Problem to solve.
Copy out every line exactly, passing over the pictures.

Given entries.
————
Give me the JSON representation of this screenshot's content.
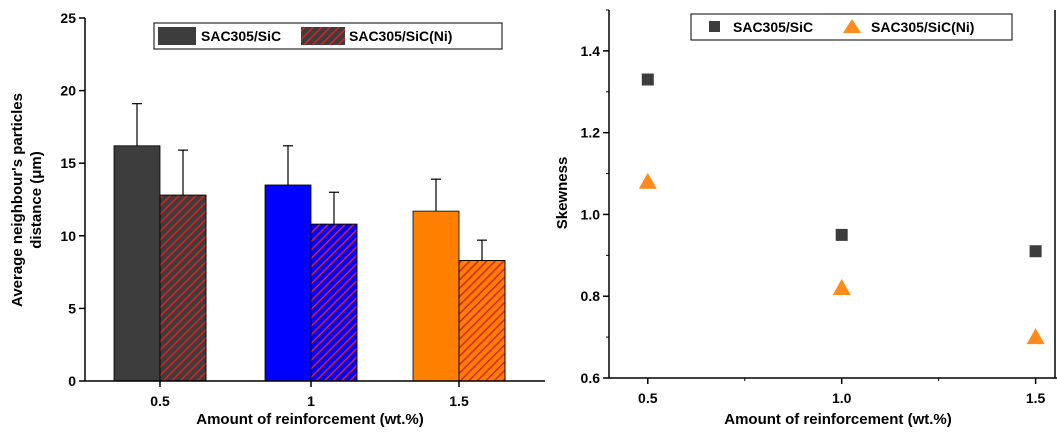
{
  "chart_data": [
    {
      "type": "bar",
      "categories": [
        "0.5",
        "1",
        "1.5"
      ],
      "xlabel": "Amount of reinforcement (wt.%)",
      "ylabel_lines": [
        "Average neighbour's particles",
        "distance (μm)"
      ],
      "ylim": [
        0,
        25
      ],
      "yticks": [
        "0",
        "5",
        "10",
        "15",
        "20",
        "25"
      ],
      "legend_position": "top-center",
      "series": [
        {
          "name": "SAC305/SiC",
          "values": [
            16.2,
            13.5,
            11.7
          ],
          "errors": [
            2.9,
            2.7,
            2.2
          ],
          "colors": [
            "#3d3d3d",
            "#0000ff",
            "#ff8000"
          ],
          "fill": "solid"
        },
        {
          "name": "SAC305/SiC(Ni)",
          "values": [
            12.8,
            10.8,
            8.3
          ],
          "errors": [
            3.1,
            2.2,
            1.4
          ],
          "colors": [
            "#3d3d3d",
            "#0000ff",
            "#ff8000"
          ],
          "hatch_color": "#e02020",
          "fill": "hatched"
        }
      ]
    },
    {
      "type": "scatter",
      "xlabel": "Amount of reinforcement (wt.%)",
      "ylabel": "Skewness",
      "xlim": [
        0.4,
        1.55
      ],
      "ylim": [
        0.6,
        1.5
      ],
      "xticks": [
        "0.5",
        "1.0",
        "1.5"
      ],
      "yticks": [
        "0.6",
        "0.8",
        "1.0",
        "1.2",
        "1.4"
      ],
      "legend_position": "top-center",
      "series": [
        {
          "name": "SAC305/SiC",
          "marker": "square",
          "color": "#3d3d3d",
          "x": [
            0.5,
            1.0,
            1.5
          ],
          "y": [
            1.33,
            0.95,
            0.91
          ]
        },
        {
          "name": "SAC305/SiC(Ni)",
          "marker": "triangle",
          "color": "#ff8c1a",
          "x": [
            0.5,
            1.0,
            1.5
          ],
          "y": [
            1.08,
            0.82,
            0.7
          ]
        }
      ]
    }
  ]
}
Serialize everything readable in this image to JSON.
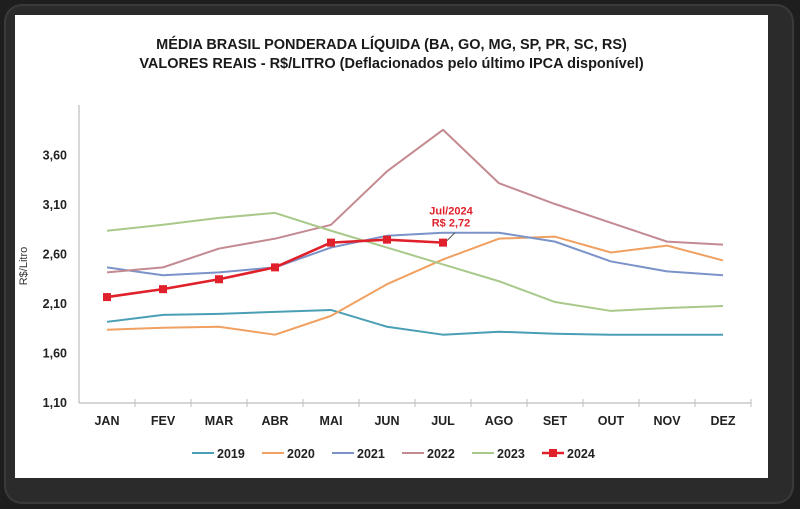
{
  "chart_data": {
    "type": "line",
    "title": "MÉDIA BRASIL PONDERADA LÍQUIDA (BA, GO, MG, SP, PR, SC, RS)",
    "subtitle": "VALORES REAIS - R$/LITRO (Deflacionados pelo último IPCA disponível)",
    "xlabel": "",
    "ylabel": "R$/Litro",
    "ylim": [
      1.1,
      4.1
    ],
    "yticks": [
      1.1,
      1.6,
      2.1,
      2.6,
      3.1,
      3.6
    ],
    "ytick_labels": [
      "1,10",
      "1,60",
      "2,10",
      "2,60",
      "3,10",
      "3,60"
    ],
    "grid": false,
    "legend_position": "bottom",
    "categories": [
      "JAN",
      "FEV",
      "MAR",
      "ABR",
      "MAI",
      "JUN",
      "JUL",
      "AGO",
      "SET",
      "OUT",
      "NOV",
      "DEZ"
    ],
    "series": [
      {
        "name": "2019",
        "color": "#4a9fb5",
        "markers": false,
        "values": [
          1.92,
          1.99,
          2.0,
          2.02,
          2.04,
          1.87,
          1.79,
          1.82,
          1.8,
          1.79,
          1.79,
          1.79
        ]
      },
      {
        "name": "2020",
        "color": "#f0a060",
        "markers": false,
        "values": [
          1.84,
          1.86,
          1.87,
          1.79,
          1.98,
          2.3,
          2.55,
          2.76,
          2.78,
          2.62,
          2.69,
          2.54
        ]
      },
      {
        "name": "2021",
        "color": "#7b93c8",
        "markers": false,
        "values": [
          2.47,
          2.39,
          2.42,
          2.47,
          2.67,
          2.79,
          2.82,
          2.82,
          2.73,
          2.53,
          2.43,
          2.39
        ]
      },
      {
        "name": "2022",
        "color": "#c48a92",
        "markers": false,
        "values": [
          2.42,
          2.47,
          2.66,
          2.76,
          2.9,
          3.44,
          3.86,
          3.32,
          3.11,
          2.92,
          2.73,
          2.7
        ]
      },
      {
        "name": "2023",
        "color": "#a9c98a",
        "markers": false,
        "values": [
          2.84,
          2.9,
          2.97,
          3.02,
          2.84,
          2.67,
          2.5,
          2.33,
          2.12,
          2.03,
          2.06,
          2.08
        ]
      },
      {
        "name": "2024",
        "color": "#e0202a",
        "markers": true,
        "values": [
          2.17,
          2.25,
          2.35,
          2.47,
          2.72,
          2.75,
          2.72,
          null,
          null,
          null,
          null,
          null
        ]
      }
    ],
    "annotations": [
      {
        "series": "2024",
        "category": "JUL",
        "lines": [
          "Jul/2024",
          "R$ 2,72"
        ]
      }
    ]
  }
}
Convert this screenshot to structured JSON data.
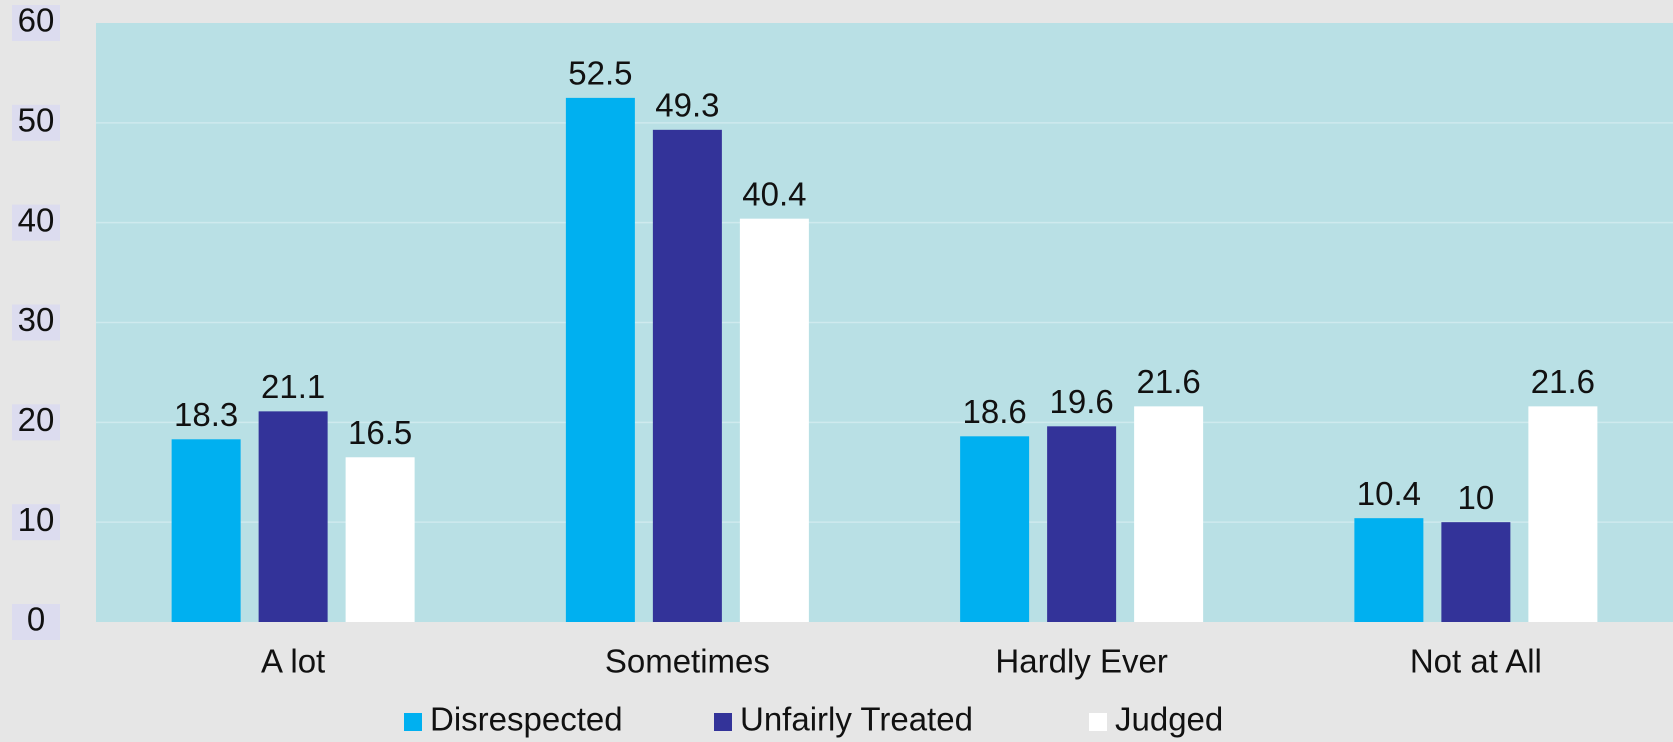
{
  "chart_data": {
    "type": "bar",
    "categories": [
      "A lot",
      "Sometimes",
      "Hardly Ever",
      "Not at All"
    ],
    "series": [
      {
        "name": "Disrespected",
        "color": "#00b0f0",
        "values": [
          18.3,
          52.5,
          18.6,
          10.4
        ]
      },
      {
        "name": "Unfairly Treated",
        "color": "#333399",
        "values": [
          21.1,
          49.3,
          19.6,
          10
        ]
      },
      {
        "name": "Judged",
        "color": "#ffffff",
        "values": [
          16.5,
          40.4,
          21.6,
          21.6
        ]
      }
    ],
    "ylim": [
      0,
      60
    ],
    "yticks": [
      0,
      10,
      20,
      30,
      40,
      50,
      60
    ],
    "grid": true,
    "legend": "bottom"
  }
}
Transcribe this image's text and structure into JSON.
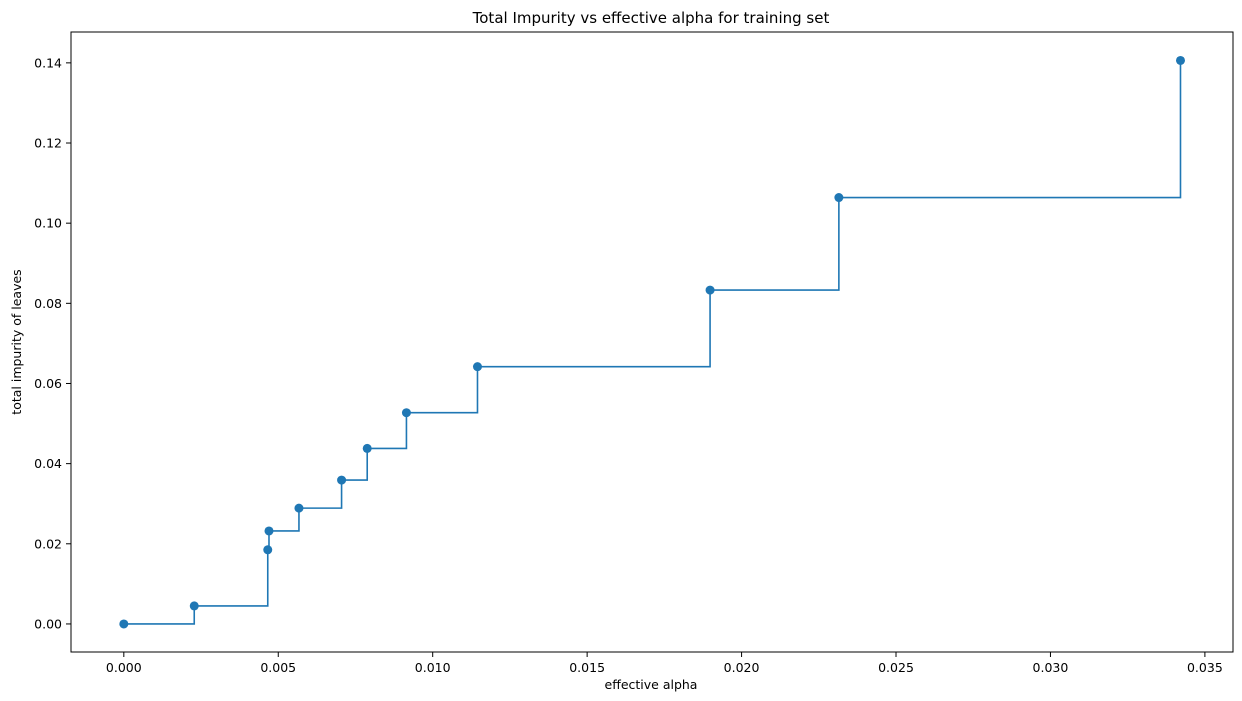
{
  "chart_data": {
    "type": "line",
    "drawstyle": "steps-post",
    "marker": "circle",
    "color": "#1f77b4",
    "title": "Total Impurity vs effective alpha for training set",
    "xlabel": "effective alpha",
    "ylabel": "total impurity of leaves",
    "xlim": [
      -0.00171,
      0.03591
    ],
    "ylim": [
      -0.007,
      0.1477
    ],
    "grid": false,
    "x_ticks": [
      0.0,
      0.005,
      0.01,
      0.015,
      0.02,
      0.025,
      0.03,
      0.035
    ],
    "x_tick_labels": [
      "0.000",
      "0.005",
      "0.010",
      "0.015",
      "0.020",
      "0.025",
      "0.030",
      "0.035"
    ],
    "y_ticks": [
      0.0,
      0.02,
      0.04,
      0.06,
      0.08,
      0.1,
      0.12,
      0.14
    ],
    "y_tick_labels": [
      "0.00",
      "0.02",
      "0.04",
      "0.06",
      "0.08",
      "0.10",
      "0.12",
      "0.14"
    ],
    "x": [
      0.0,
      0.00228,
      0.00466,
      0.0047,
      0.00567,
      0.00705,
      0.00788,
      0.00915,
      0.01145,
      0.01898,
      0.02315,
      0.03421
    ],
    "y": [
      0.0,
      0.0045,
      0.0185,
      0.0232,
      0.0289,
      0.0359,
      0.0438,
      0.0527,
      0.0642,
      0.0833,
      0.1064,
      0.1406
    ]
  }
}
————
The reply.
Give me the JSON representation of this screenshot's content.
{
  "chart_data": [
    {
      "type": "bar",
      "categories": [
        "0.5",
        "1",
        "1.5"
      ],
      "xlabel": "Amount of reinforcement (wt.%)",
      "ylabel_lines": [
        "Average neighbour's particles",
        "distance (μm)"
      ],
      "ylim": [
        0,
        25
      ],
      "yticks": [
        "0",
        "5",
        "10",
        "15",
        "20",
        "25"
      ],
      "legend_position": "top-center",
      "series": [
        {
          "name": "SAC305/SiC",
          "values": [
            16.2,
            13.5,
            11.7
          ],
          "errors": [
            2.9,
            2.7,
            2.2
          ],
          "colors": [
            "#3d3d3d",
            "#0000ff",
            "#ff8000"
          ],
          "fill": "solid"
        },
        {
          "name": "SAC305/SiC(Ni)",
          "values": [
            12.8,
            10.8,
            8.3
          ],
          "errors": [
            3.1,
            2.2,
            1.4
          ],
          "colors": [
            "#3d3d3d",
            "#0000ff",
            "#ff8000"
          ],
          "hatch_color": "#e02020",
          "fill": "hatched"
        }
      ]
    },
    {
      "type": "scatter",
      "xlabel": "Amount of reinforcement (wt.%)",
      "ylabel": "Skewness",
      "xlim": [
        0.4,
        1.55
      ],
      "ylim": [
        0.6,
        1.5
      ],
      "xticks": [
        "0.5",
        "1.0",
        "1.5"
      ],
      "yticks": [
        "0.6",
        "0.8",
        "1.0",
        "1.2",
        "1.4"
      ],
      "legend_position": "top-center",
      "series": [
        {
          "name": "SAC305/SiC",
          "marker": "square",
          "color": "#3d3d3d",
          "x": [
            0.5,
            1.0,
            1.5
          ],
          "y": [
            1.33,
            0.95,
            0.91
          ]
        },
        {
          "name": "SAC305/SiC(Ni)",
          "marker": "triangle",
          "color": "#ff8c1a",
          "x": [
            0.5,
            1.0,
            1.5
          ],
          "y": [
            1.08,
            0.82,
            0.7
          ]
        }
      ]
    }
  ]
}
Serialize everything readable in this image to JSON.
{
  "chart_data": {
    "type": "line",
    "title": "MÉDIA BRASIL PONDERADA LÍQUIDA (BA, GO, MG, SP, PR, SC, RS)",
    "subtitle": "VALORES REAIS - R$/LITRO (Deflacionados pelo último IPCA disponível)",
    "xlabel": "",
    "ylabel": "R$/Litro",
    "ylim": [
      1.1,
      4.1
    ],
    "yticks": [
      1.1,
      1.6,
      2.1,
      2.6,
      3.1,
      3.6
    ],
    "ytick_labels": [
      "1,10",
      "1,60",
      "2,10",
      "2,60",
      "3,10",
      "3,60"
    ],
    "grid": false,
    "legend_position": "bottom",
    "categories": [
      "JAN",
      "FEV",
      "MAR",
      "ABR",
      "MAI",
      "JUN",
      "JUL",
      "AGO",
      "SET",
      "OUT",
      "NOV",
      "DEZ"
    ],
    "series": [
      {
        "name": "2019",
        "color": "#4a9fb5",
        "markers": false,
        "values": [
          1.92,
          1.99,
          2.0,
          2.02,
          2.04,
          1.87,
          1.79,
          1.82,
          1.8,
          1.79,
          1.79,
          1.79
        ]
      },
      {
        "name": "2020",
        "color": "#f0a060",
        "markers": false,
        "values": [
          1.84,
          1.86,
          1.87,
          1.79,
          1.98,
          2.3,
          2.55,
          2.76,
          2.78,
          2.62,
          2.69,
          2.54
        ]
      },
      {
        "name": "2021",
        "color": "#7b93c8",
        "markers": false,
        "values": [
          2.47,
          2.39,
          2.42,
          2.47,
          2.67,
          2.79,
          2.82,
          2.82,
          2.73,
          2.53,
          2.43,
          2.39
        ]
      },
      {
        "name": "2022",
        "color": "#c48a92",
        "markers": false,
        "values": [
          2.42,
          2.47,
          2.66,
          2.76,
          2.9,
          3.44,
          3.86,
          3.32,
          3.11,
          2.92,
          2.73,
          2.7
        ]
      },
      {
        "name": "2023",
        "color": "#a9c98a",
        "markers": false,
        "values": [
          2.84,
          2.9,
          2.97,
          3.02,
          2.84,
          2.67,
          2.5,
          2.33,
          2.12,
          2.03,
          2.06,
          2.08
        ]
      },
      {
        "name": "2024",
        "color": "#e0202a",
        "markers": true,
        "values": [
          2.17,
          2.25,
          2.35,
          2.47,
          2.72,
          2.75,
          2.72,
          null,
          null,
          null,
          null,
          null
        ]
      }
    ],
    "annotations": [
      {
        "series": "2024",
        "category": "JUL",
        "lines": [
          "Jul/2024",
          "R$ 2,72"
        ]
      }
    ]
  }
}
Convert this screenshot to structured JSON data.
{
  "chart_data": {
    "type": "bar",
    "categories": [
      "A lot",
      "Sometimes",
      "Hardly Ever",
      "Not at All"
    ],
    "series": [
      {
        "name": "Disrespected",
        "color": "#00b0f0",
        "values": [
          18.3,
          52.5,
          18.6,
          10.4
        ]
      },
      {
        "name": "Unfairly Treated",
        "color": "#333399",
        "values": [
          21.1,
          49.3,
          19.6,
          10
        ]
      },
      {
        "name": "Judged",
        "color": "#ffffff",
        "values": [
          16.5,
          40.4,
          21.6,
          21.6
        ]
      }
    ],
    "ylim": [
      0,
      60
    ],
    "yticks": [
      0,
      10,
      20,
      30,
      40,
      50,
      60
    ],
    "grid": true,
    "legend": "bottom"
  }
}
Transcribe this image's text and structure into JSON.
{
  "chart_data": {
    "type": "line",
    "drawstyle": "steps-post",
    "marker": "circle",
    "color": "#1f77b4",
    "title": "Total Impurity vs effective alpha for training set",
    "xlabel": "effective alpha",
    "ylabel": "total impurity of leaves",
    "xlim": [
      -0.00171,
      0.03591
    ],
    "ylim": [
      -0.007,
      0.1477
    ],
    "grid": false,
    "x_ticks": [
      0.0,
      0.005,
      0.01,
      0.015,
      0.02,
      0.025,
      0.03,
      0.035
    ],
    "x_tick_labels": [
      "0.000",
      "0.005",
      "0.010",
      "0.015",
      "0.020",
      "0.025",
      "0.030",
      "0.035"
    ],
    "y_ticks": [
      0.0,
      0.02,
      0.04,
      0.06,
      0.08,
      0.1,
      0.12,
      0.14
    ],
    "y_tick_labels": [
      "0.00",
      "0.02",
      "0.04",
      "0.06",
      "0.08",
      "0.10",
      "0.12",
      "0.14"
    ],
    "x": [
      0.0,
      0.00228,
      0.00466,
      0.0047,
      0.00567,
      0.00705,
      0.00788,
      0.00915,
      0.01145,
      0.01898,
      0.02315,
      0.03421
    ],
    "y": [
      0.0,
      0.0045,
      0.0185,
      0.0232,
      0.0289,
      0.0359,
      0.0438,
      0.0527,
      0.0642,
      0.0833,
      0.1064,
      0.1406
    ]
  }
}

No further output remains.